-- Objective --
For each line of the data below that holds "JSON", copy the line.

==========

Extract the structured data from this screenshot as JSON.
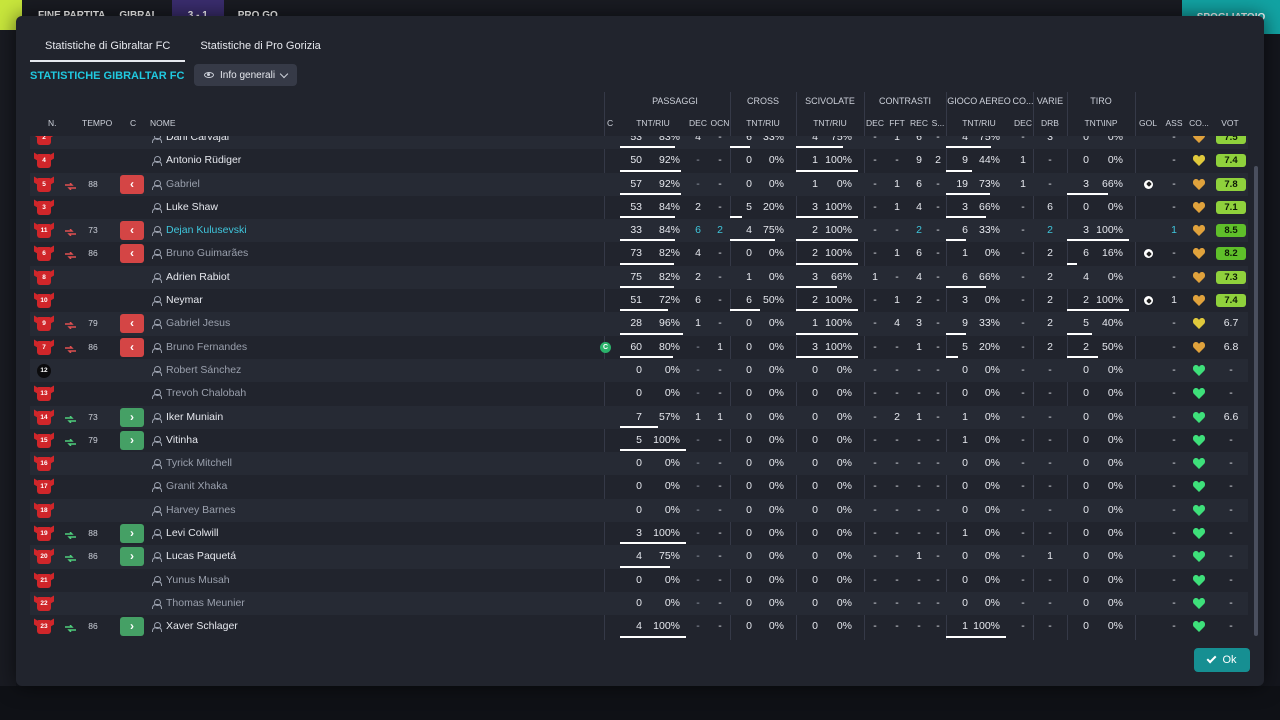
{
  "background": {
    "status": "FINE PARTITA",
    "home_short": "GIBRAL",
    "score": "3 - 1",
    "away_short": "PRO GO",
    "right_button": "SPOGLIATOIO"
  },
  "tabs": [
    {
      "label": "Statistiche di Gibraltar FC",
      "active": true
    },
    {
      "label": "Statistiche di Pro Gorizia",
      "active": false
    }
  ],
  "section_title": "STATISTICHE GIBRALTAR FC",
  "view_select": "Info generali",
  "groups": {
    "passaggi": "PASSAGGI",
    "cross": "CROSS",
    "scivolate": "SCIVOLATE",
    "contrasti": "CONTRASTI",
    "gioco_aereo": "GIOCO AEREO",
    "co": "CO...",
    "varie": "VARIE",
    "tiro": "TIRO"
  },
  "columns": {
    "n": "N.",
    "tempo": "TEMPO",
    "c": "C",
    "nome": "NOME",
    "c2": "C",
    "tnt_riu": "TNT/RIU",
    "dec": "DEC",
    "ocn": "OCN",
    "cross_tnt": "TNT/RIU",
    "sciv_tnt": "TNT/RIU",
    "contr_dec": "DEC",
    "fft": "FFT",
    "rec": "REC",
    "s": "S...",
    "aereo_tnt": "TNT/RIU",
    "co_dec": "DEC",
    "drb": "DRB",
    "tiro_tnt": "TNT\\INP",
    "gol": "GOL",
    "ass": "ASS",
    "co_col": "CO...",
    "vot": "VOT"
  },
  "players": [
    {
      "num": "2",
      "sub": "",
      "min": "",
      "btn": "",
      "name": "Dani Carvajal",
      "style": "",
      "capt": false,
      "pt": "53",
      "pp": "83%",
      "pbar": 0.83,
      "pdec": "4",
      "pocn": "-",
      "ct": "6",
      "cp": "33%",
      "cbar": 0.33,
      "st": "4",
      "sp": "75%",
      "sbar": 0.75,
      "tdec": "-",
      "fft": "1",
      "rec": "6",
      "s": "-",
      "at": "4",
      "ap": "75%",
      "abar": 0.75,
      "codec": "-",
      "drb": "3",
      "tt": "0",
      "tp": "0%",
      "tbar": 0,
      "gol": "",
      "ass": "-",
      "heart": "#e0a23c",
      "vot": "7.5",
      "votbg": "#8fd13c"
    },
    {
      "num": "4",
      "sub": "",
      "min": "",
      "btn": "",
      "name": "Antonio Rüdiger",
      "style": "",
      "capt": false,
      "pt": "50",
      "pp": "92%",
      "pbar": 0.92,
      "pdec": "-",
      "pocn": "-",
      "ct": "0",
      "cp": "0%",
      "cbar": 0,
      "st": "1",
      "sp": "100%",
      "sbar": 1,
      "tdec": "-",
      "fft": "-",
      "rec": "9",
      "s": "2",
      "at": "9",
      "ap": "44%",
      "abar": 0.44,
      "codec": "1",
      "drb": "-",
      "tt": "0",
      "tp": "0%",
      "tbar": 0,
      "gol": "",
      "ass": "-",
      "heart": "#e0c93c",
      "vot": "7.4",
      "votbg": "#8fd13c"
    },
    {
      "num": "5",
      "sub": "out",
      "min": "88",
      "btn": "out",
      "name": "Gabriel",
      "style": "dim",
      "capt": false,
      "pt": "57",
      "pp": "92%",
      "pbar": 0.92,
      "pdec": "-",
      "pocn": "-",
      "ct": "0",
      "cp": "0%",
      "cbar": 0,
      "st": "1",
      "sp": "0%",
      "sbar": 0,
      "tdec": "-",
      "fft": "1",
      "rec": "6",
      "s": "-",
      "at": "19",
      "ap": "73%",
      "abar": 0.73,
      "codec": "1",
      "drb": "-",
      "tt": "3",
      "tp": "66%",
      "tbar": 0.66,
      "gol": "ball",
      "ass": "-",
      "heart": "#e0a23c",
      "vot": "7.8",
      "votbg": "#8fd13c"
    },
    {
      "num": "3",
      "sub": "",
      "min": "",
      "btn": "",
      "name": "Luke Shaw",
      "style": "",
      "capt": false,
      "pt": "53",
      "pp": "84%",
      "pbar": 0.84,
      "pdec": "2",
      "pocn": "-",
      "ct": "5",
      "cp": "20%",
      "cbar": 0.2,
      "st": "3",
      "sp": "100%",
      "sbar": 1,
      "tdec": "-",
      "fft": "1",
      "rec": "4",
      "s": "-",
      "at": "3",
      "ap": "66%",
      "abar": 0.66,
      "codec": "-",
      "drb": "6",
      "tt": "0",
      "tp": "0%",
      "tbar": 0,
      "gol": "",
      "ass": "-",
      "heart": "#e0a23c",
      "vot": "7.1",
      "votbg": "#8fd13c"
    },
    {
      "num": "11",
      "sub": "out",
      "min": "73",
      "btn": "out",
      "name": "Dejan Kulusevski",
      "style": "hl",
      "capt": false,
      "pt": "33",
      "pp": "84%",
      "pbar": 0.84,
      "pdec": "6",
      "pocn": "2",
      "ct": "4",
      "cp": "75%",
      "cbar": 0.75,
      "st": "2",
      "sp": "100%",
      "sbar": 1,
      "tdec": "-",
      "fft": "-",
      "rec": "2",
      "s": "-",
      "at": "6",
      "ap": "33%",
      "abar": 0.33,
      "codec": "-",
      "drb": "2",
      "tt": "3",
      "tp": "100%",
      "tbar": 1,
      "gol": "",
      "ass": "1",
      "heart": "#e0a23c",
      "vot": "8.5",
      "votbg": "#5fbf2a"
    },
    {
      "num": "6",
      "sub": "out",
      "min": "86",
      "btn": "out",
      "name": "Bruno Guimarães",
      "style": "dim",
      "capt": false,
      "pt": "73",
      "pp": "82%",
      "pbar": 0.82,
      "pdec": "4",
      "pocn": "-",
      "ct": "0",
      "cp": "0%",
      "cbar": 0,
      "st": "2",
      "sp": "100%",
      "sbar": 1,
      "tdec": "-",
      "fft": "1",
      "rec": "6",
      "s": "-",
      "at": "1",
      "ap": "0%",
      "abar": 0,
      "codec": "-",
      "drb": "2",
      "tt": "6",
      "tp": "16%",
      "tbar": 0.16,
      "gol": "ball",
      "ass": "-",
      "heart": "#e0a23c",
      "vot": "8.2",
      "votbg": "#5fbf2a"
    },
    {
      "num": "8",
      "sub": "",
      "min": "",
      "btn": "",
      "name": "Adrien Rabiot",
      "style": "",
      "capt": false,
      "pt": "75",
      "pp": "82%",
      "pbar": 0.82,
      "pdec": "2",
      "pocn": "-",
      "ct": "1",
      "cp": "0%",
      "cbar": 0,
      "st": "3",
      "sp": "66%",
      "sbar": 0.66,
      "tdec": "1",
      "fft": "-",
      "rec": "4",
      "s": "-",
      "at": "6",
      "ap": "66%",
      "abar": 0.66,
      "codec": "-",
      "drb": "2",
      "tt": "4",
      "tp": "0%",
      "tbar": 0,
      "gol": "",
      "ass": "-",
      "heart": "#e0a23c",
      "vot": "7.3",
      "votbg": "#8fd13c"
    },
    {
      "num": "10",
      "sub": "",
      "min": "",
      "btn": "",
      "name": "Neymar",
      "style": "",
      "capt": false,
      "pt": "51",
      "pp": "72%",
      "pbar": 0.72,
      "pdec": "6",
      "pocn": "-",
      "ct": "6",
      "cp": "50%",
      "cbar": 0.5,
      "st": "2",
      "sp": "100%",
      "sbar": 1,
      "tdec": "-",
      "fft": "1",
      "rec": "2",
      "s": "-",
      "at": "3",
      "ap": "0%",
      "abar": 0,
      "codec": "-",
      "drb": "2",
      "tt": "2",
      "tp": "100%",
      "tbar": 1,
      "gol": "ball",
      "ass": "1",
      "heart": "#e0a23c",
      "vot": "7.4",
      "votbg": "#8fd13c"
    },
    {
      "num": "9",
      "sub": "out",
      "min": "79",
      "btn": "out",
      "name": "Gabriel Jesus",
      "style": "dim",
      "capt": false,
      "pt": "28",
      "pp": "96%",
      "pbar": 0.96,
      "pdec": "1",
      "pocn": "-",
      "ct": "0",
      "cp": "0%",
      "cbar": 0,
      "st": "1",
      "sp": "100%",
      "sbar": 1,
      "tdec": "-",
      "fft": "4",
      "rec": "3",
      "s": "-",
      "at": "9",
      "ap": "33%",
      "abar": 0.33,
      "codec": "-",
      "drb": "2",
      "tt": "5",
      "tp": "40%",
      "tbar": 0.4,
      "gol": "",
      "ass": "-",
      "heart": "#e0c93c",
      "vot": "6.7",
      "votbg": ""
    },
    {
      "num": "7",
      "sub": "out",
      "min": "86",
      "btn": "out",
      "name": "Bruno Fernandes",
      "style": "dim",
      "capt": true,
      "pt": "60",
      "pp": "80%",
      "pbar": 0.8,
      "pdec": "-",
      "pocn": "1",
      "ct": "0",
      "cp": "0%",
      "cbar": 0,
      "st": "3",
      "sp": "100%",
      "sbar": 1,
      "tdec": "-",
      "fft": "-",
      "rec": "1",
      "s": "-",
      "at": "5",
      "ap": "20%",
      "abar": 0.2,
      "codec": "-",
      "drb": "2",
      "tt": "2",
      "tp": "50%",
      "tbar": 0.5,
      "gol": "",
      "ass": "-",
      "heart": "#e0a23c",
      "vot": "6.8",
      "votbg": ""
    },
    {
      "num": "12",
      "gk": true,
      "sub": "",
      "min": "",
      "btn": "",
      "name": "Robert Sánchez",
      "style": "dim",
      "capt": false,
      "pt": "0",
      "pp": "0%",
      "pbar": 0,
      "pdec": "-",
      "pocn": "-",
      "ct": "0",
      "cp": "0%",
      "cbar": 0,
      "st": "0",
      "sp": "0%",
      "sbar": 0,
      "tdec": "-",
      "fft": "-",
      "rec": "-",
      "s": "-",
      "at": "0",
      "ap": "0%",
      "abar": 0,
      "codec": "-",
      "drb": "-",
      "tt": "0",
      "tp": "0%",
      "tbar": 0,
      "gol": "",
      "ass": "-",
      "heart": "#3ee07a",
      "vot": "-",
      "votbg": ""
    },
    {
      "num": "13",
      "sub": "",
      "min": "",
      "btn": "",
      "name": "Trevoh Chalobah",
      "style": "dim",
      "capt": false,
      "pt": "0",
      "pp": "0%",
      "pbar": 0,
      "pdec": "-",
      "pocn": "-",
      "ct": "0",
      "cp": "0%",
      "cbar": 0,
      "st": "0",
      "sp": "0%",
      "sbar": 0,
      "tdec": "-",
      "fft": "-",
      "rec": "-",
      "s": "-",
      "at": "0",
      "ap": "0%",
      "abar": 0,
      "codec": "-",
      "drb": "-",
      "tt": "0",
      "tp": "0%",
      "tbar": 0,
      "gol": "",
      "ass": "-",
      "heart": "#3ee07a",
      "vot": "-",
      "votbg": ""
    },
    {
      "num": "14",
      "sub": "in",
      "min": "73",
      "btn": "in",
      "name": "Iker Muniain",
      "style": "",
      "capt": false,
      "pt": "7",
      "pp": "57%",
      "pbar": 0.57,
      "pdec": "1",
      "pocn": "1",
      "ct": "0",
      "cp": "0%",
      "cbar": 0,
      "st": "0",
      "sp": "0%",
      "sbar": 0,
      "tdec": "-",
      "fft": "2",
      "rec": "1",
      "s": "-",
      "at": "1",
      "ap": "0%",
      "abar": 0,
      "codec": "-",
      "drb": "-",
      "tt": "0",
      "tp": "0%",
      "tbar": 0,
      "gol": "",
      "ass": "-",
      "heart": "#3ee07a",
      "vot": "6.6",
      "votbg": ""
    },
    {
      "num": "15",
      "sub": "in",
      "min": "79",
      "btn": "in",
      "name": "Vitinha",
      "style": "",
      "capt": false,
      "pt": "5",
      "pp": "100%",
      "pbar": 1,
      "pdec": "-",
      "pocn": "-",
      "ct": "0",
      "cp": "0%",
      "cbar": 0,
      "st": "0",
      "sp": "0%",
      "sbar": 0,
      "tdec": "-",
      "fft": "-",
      "rec": "-",
      "s": "-",
      "at": "1",
      "ap": "0%",
      "abar": 0,
      "codec": "-",
      "drb": "-",
      "tt": "0",
      "tp": "0%",
      "tbar": 0,
      "gol": "",
      "ass": "-",
      "heart": "#3ee07a",
      "vot": "-",
      "votbg": ""
    },
    {
      "num": "16",
      "sub": "",
      "min": "",
      "btn": "",
      "name": "Tyrick Mitchell",
      "style": "dim",
      "capt": false,
      "pt": "0",
      "pp": "0%",
      "pbar": 0,
      "pdec": "-",
      "pocn": "-",
      "ct": "0",
      "cp": "0%",
      "cbar": 0,
      "st": "0",
      "sp": "0%",
      "sbar": 0,
      "tdec": "-",
      "fft": "-",
      "rec": "-",
      "s": "-",
      "at": "0",
      "ap": "0%",
      "abar": 0,
      "codec": "-",
      "drb": "-",
      "tt": "0",
      "tp": "0%",
      "tbar": 0,
      "gol": "",
      "ass": "-",
      "heart": "#3ee07a",
      "vot": "-",
      "votbg": ""
    },
    {
      "num": "17",
      "sub": "",
      "min": "",
      "btn": "",
      "name": "Granit Xhaka",
      "style": "dim",
      "capt": false,
      "pt": "0",
      "pp": "0%",
      "pbar": 0,
      "pdec": "-",
      "pocn": "-",
      "ct": "0",
      "cp": "0%",
      "cbar": 0,
      "st": "0",
      "sp": "0%",
      "sbar": 0,
      "tdec": "-",
      "fft": "-",
      "rec": "-",
      "s": "-",
      "at": "0",
      "ap": "0%",
      "abar": 0,
      "codec": "-",
      "drb": "-",
      "tt": "0",
      "tp": "0%",
      "tbar": 0,
      "gol": "",
      "ass": "-",
      "heart": "#3ee07a",
      "vot": "-",
      "votbg": ""
    },
    {
      "num": "18",
      "sub": "",
      "min": "",
      "btn": "",
      "name": "Harvey Barnes",
      "style": "dim",
      "capt": false,
      "pt": "0",
      "pp": "0%",
      "pbar": 0,
      "pdec": "-",
      "pocn": "-",
      "ct": "0",
      "cp": "0%",
      "cbar": 0,
      "st": "0",
      "sp": "0%",
      "sbar": 0,
      "tdec": "-",
      "fft": "-",
      "rec": "-",
      "s": "-",
      "at": "0",
      "ap": "0%",
      "abar": 0,
      "codec": "-",
      "drb": "-",
      "tt": "0",
      "tp": "0%",
      "tbar": 0,
      "gol": "",
      "ass": "-",
      "heart": "#3ee07a",
      "vot": "-",
      "votbg": ""
    },
    {
      "num": "19",
      "sub": "in",
      "min": "88",
      "btn": "in",
      "name": "Levi Colwill",
      "style": "",
      "capt": false,
      "pt": "3",
      "pp": "100%",
      "pbar": 1,
      "pdec": "-",
      "pocn": "-",
      "ct": "0",
      "cp": "0%",
      "cbar": 0,
      "st": "0",
      "sp": "0%",
      "sbar": 0,
      "tdec": "-",
      "fft": "-",
      "rec": "-",
      "s": "-",
      "at": "1",
      "ap": "0%",
      "abar": 0,
      "codec": "-",
      "drb": "-",
      "tt": "0",
      "tp": "0%",
      "tbar": 0,
      "gol": "",
      "ass": "-",
      "heart": "#3ee07a",
      "vot": "-",
      "votbg": ""
    },
    {
      "num": "20",
      "sub": "in",
      "min": "86",
      "btn": "in",
      "name": "Lucas Paquetá",
      "style": "",
      "capt": false,
      "pt": "4",
      "pp": "75%",
      "pbar": 0.75,
      "pdec": "-",
      "pocn": "-",
      "ct": "0",
      "cp": "0%",
      "cbar": 0,
      "st": "0",
      "sp": "0%",
      "sbar": 0,
      "tdec": "-",
      "fft": "-",
      "rec": "1",
      "s": "-",
      "at": "0",
      "ap": "0%",
      "abar": 0,
      "codec": "-",
      "drb": "1",
      "tt": "0",
      "tp": "0%",
      "tbar": 0,
      "gol": "",
      "ass": "-",
      "heart": "#3ee07a",
      "vot": "-",
      "votbg": ""
    },
    {
      "num": "21",
      "sub": "",
      "min": "",
      "btn": "",
      "name": "Yunus Musah",
      "style": "dim",
      "capt": false,
      "pt": "0",
      "pp": "0%",
      "pbar": 0,
      "pdec": "-",
      "pocn": "-",
      "ct": "0",
      "cp": "0%",
      "cbar": 0,
      "st": "0",
      "sp": "0%",
      "sbar": 0,
      "tdec": "-",
      "fft": "-",
      "rec": "-",
      "s": "-",
      "at": "0",
      "ap": "0%",
      "abar": 0,
      "codec": "-",
      "drb": "-",
      "tt": "0",
      "tp": "0%",
      "tbar": 0,
      "gol": "",
      "ass": "-",
      "heart": "#3ee07a",
      "vot": "-",
      "votbg": ""
    },
    {
      "num": "22",
      "sub": "",
      "min": "",
      "btn": "",
      "name": "Thomas Meunier",
      "style": "dim",
      "capt": false,
      "pt": "0",
      "pp": "0%",
      "pbar": 0,
      "pdec": "-",
      "pocn": "-",
      "ct": "0",
      "cp": "0%",
      "cbar": 0,
      "st": "0",
      "sp": "0%",
      "sbar": 0,
      "tdec": "-",
      "fft": "-",
      "rec": "-",
      "s": "-",
      "at": "0",
      "ap": "0%",
      "abar": 0,
      "codec": "-",
      "drb": "-",
      "tt": "0",
      "tp": "0%",
      "tbar": 0,
      "gol": "",
      "ass": "-",
      "heart": "#3ee07a",
      "vot": "-",
      "votbg": ""
    },
    {
      "num": "23",
      "sub": "in",
      "min": "86",
      "btn": "in",
      "name": "Xaver Schlager",
      "style": "",
      "capt": false,
      "pt": "4",
      "pp": "100%",
      "pbar": 1,
      "pdec": "-",
      "pocn": "-",
      "ct": "0",
      "cp": "0%",
      "cbar": 0,
      "st": "0",
      "sp": "0%",
      "sbar": 0,
      "tdec": "-",
      "fft": "-",
      "rec": "-",
      "s": "-",
      "at": "1",
      "ap": "100%",
      "abar": 1,
      "codec": "-",
      "drb": "-",
      "tt": "0",
      "tp": "0%",
      "tbar": 0,
      "gol": "",
      "ass": "-",
      "heart": "#3ee07a",
      "vot": "-",
      "votbg": ""
    }
  ],
  "ok_label": "Ok"
}
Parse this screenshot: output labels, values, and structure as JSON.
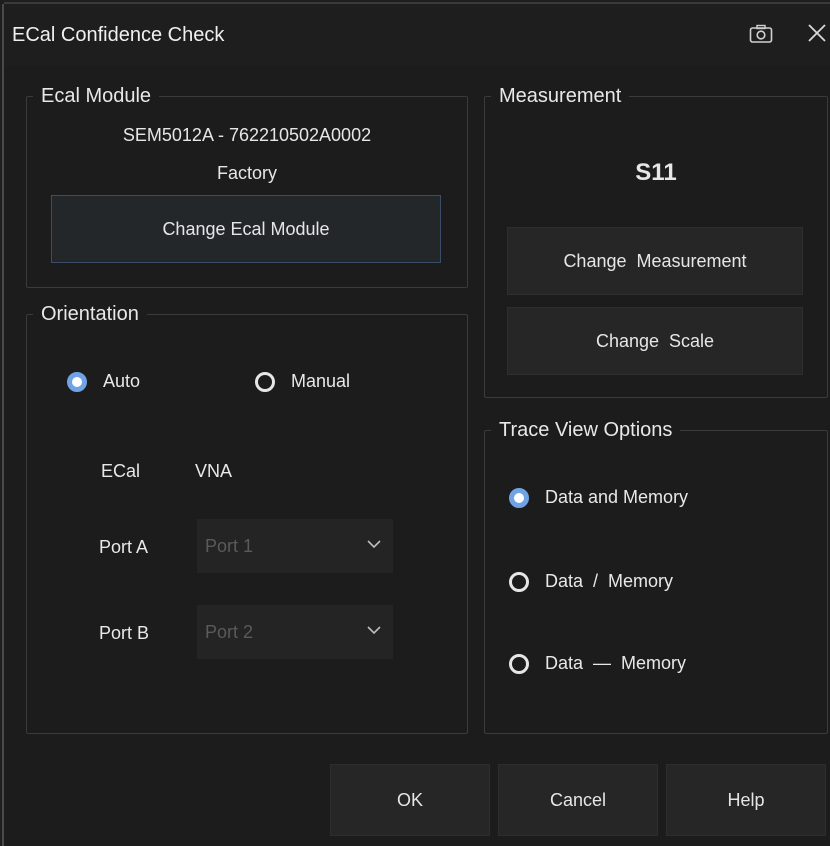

==========

-- Correct answer --
Extract the structured data from this screenshot as JSON.
Parse this screenshot: output labels, values, and structure as JSON.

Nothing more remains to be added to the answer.